[SET TASK] Go through the data below. Pull out every line that has the word "lược".

Recorded data:
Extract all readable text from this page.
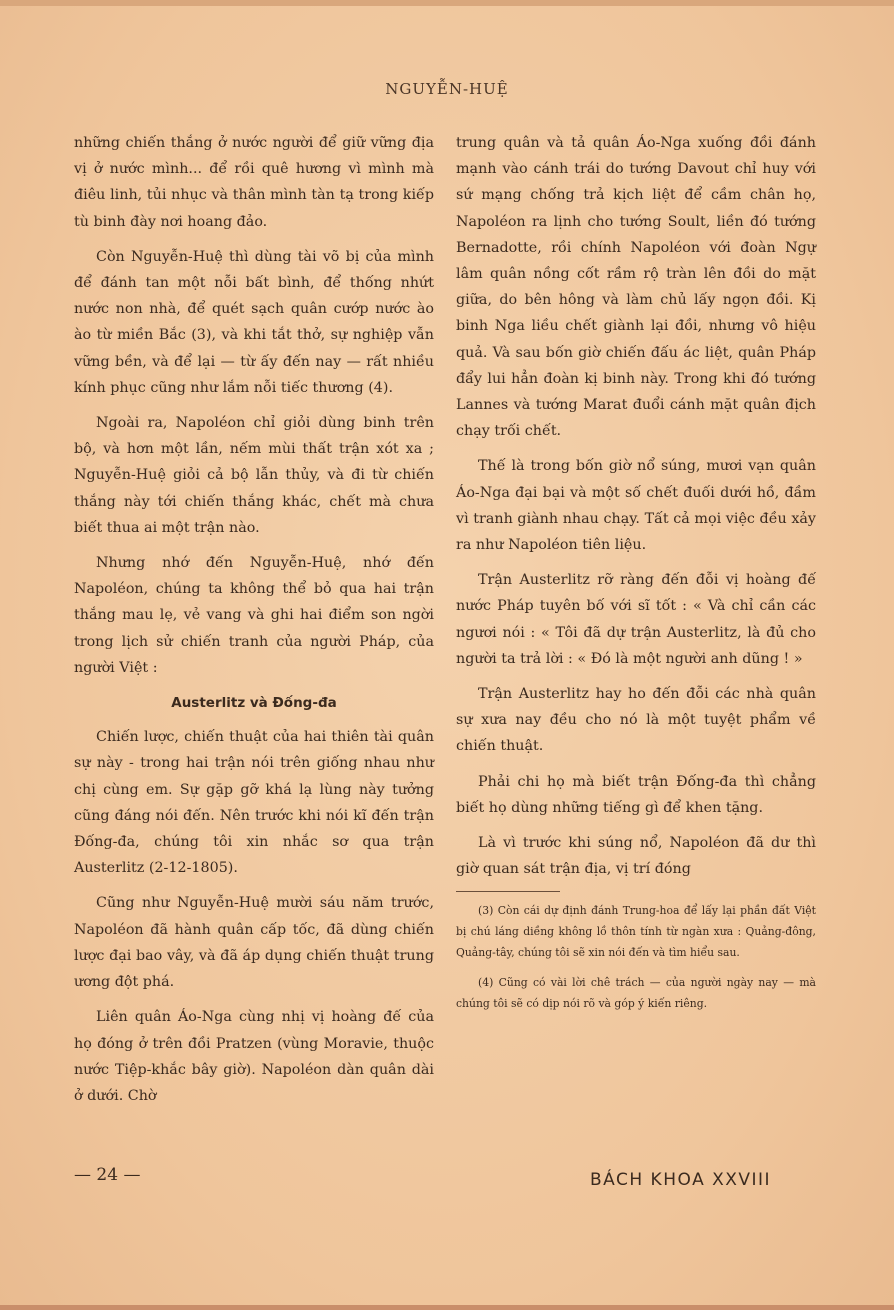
NGUYỄN-HUỆ

những chiến thắng ở nước người để giữ vững địa vị ở nước mình... để rồi quê hương vì mình mà điêu linh, tủi nhục và thân mình tàn tạ trong kiếp tù binh đày nơi hoang đảo.

Còn Nguyễn-Huệ thì dùng tài võ bị của mình để đánh tan một nỗi bất bình, để thống nhứt nước non nhà, để quét sạch quân cướp nước ào ào từ miền Bắc (3), và khi tắt thở, sự nghiệp vẫn vững bền, và để lại — từ ấy đến nay — rất nhiều kính phục cũng như lắm nỗi tiếc thương (4).

Ngoài ra, Napoléon chỉ giỏi dùng binh trên bộ, và hơn một lần, nếm mùi thất trận xót xa ; Nguyễn-Huệ giỏi cả bộ lẫn thủy, và đi từ chiến thắng này tới chiến thắng khác, chết mà chưa biết thua ai một trận nào.

Nhưng nhớ đến Nguyễn-Huệ, nhớ đến Napoléon, chúng ta không thể bỏ qua hai trận thắng mau lẹ, vẻ vang và ghi hai điểm son ngời trong lịch sử chiến tranh của người Pháp, của người Việt :

Austerlitz và Đống-đa

Chiến lược, chiến thuật của hai thiên tài quân sự này - trong hai trận nói trên giống nhau như chị cùng em. Sự gặp gỡ khá lạ lùng này tưởng cũng đáng nói đến. Nên trước khi nói kĩ đến trận Đống-đa, chúng tôi xin nhắc sơ qua trận Austerlitz (2-12-1805).

Cũng như Nguyễn-Huệ mười sáu năm trước, Napoléon đã hành quân cấp tốc, đã dùng chiến lược đại bao vây, và đã áp dụng chiến thuật trung ương đột phá.

Liên quân Áo-Nga cùng nhị vị hoàng đế của họ đóng ở trên đồi Pratzen (vùng Moravie, thuộc nước Tiệp-khắc bây giờ). Napoléon dàn quân dài ở dưới. Chờ

trung quân và tả quân Áo-Nga xuống đồi đánh mạnh vào cánh trái do tướng Davout chỉ huy với sứ mạng chống trả kịch liệt để cầm chân họ, Napoléon ra lịnh cho tướng Soult, liền đó tướng Bernadotte, rồi chính Napoléon với đoàn Ngự lâm quân nồng cốt rầm rộ tràn lên đồi do mặt giữa, do bên hông và làm chủ lấy ngọn đồi. Kị binh Nga liều chết giành lại đồi, nhưng vô hiệu quả. Và sau bốn giờ chiến đấu ác liệt, quân Pháp đẩy lui hẳn đoàn kị binh này. Trong khi đó tướng Lannes và tướng Marat đuổi cánh mặt quân địch chạy trối chết.

Thế là trong bốn giờ nổ súng, mươi vạn quân Áo-Nga đại bại và một số chết đuối dưới hồ, đầm vì tranh giành nhau chạy. Tất cả mọi việc đều xảy ra như Napoléon tiên liệu.

Trận Austerlitz rỡ ràng đến đỗi vị hoàng đế nước Pháp tuyên bố với sĩ tốt : « Và chỉ cần các ngươi nói : « Tôi đã dự trận Austerlitz, là đủ cho người ta trả lời : « Đó là một người anh dũng ! »

Trận Austerlitz hay ho đến đỗi các nhà quân sự xưa nay đều cho nó là một tuyệt phẩm về chiến thuật.

Phải chi họ mà biết trận Đống-đa thì chẳng biết họ dùng những tiếng gì để khen tặng.

Là vì trước khi súng nổ, Napoléon đã dư thì giờ quan sát trận địa, vị trí đóng

(3) Còn cái dự định đánh Trung-hoa để lấy lại phần đất Việt bị chú láng diềng không lồ thôn tính từ ngàn xưa : Quảng-đông, Quảng-tây, chúng tôi sẽ xin nói đến và tìm hiểu sau.

(4) Cũng có vài lời chê trách — của người ngày nay — mà chúng tôi sẽ có dịp nói rõ và góp ý kiến riêng.

— 24 —	BÁCH KHOA XXVIII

[RESPONSE]
Chiến lược, chiến thuật của hai thiên tài quân sự này - trong hai trận nói trên giống nhau như chị cùng em. Sự gặp gỡ khá lạ lùng này tưởng cũng đáng nói đến. Nên trước khi nói kĩ đến trận Đống-đa, chúng tôi xin nhắc sơ qua trận Austerlitz (2-12-1805).
Cũng như Nguyễn-Huệ mười sáu năm trước, Napoléon đã hành quân cấp tốc, đã dùng chiến lược đại bao vây, và đã áp dụng chiến thuật trung ương đột phá.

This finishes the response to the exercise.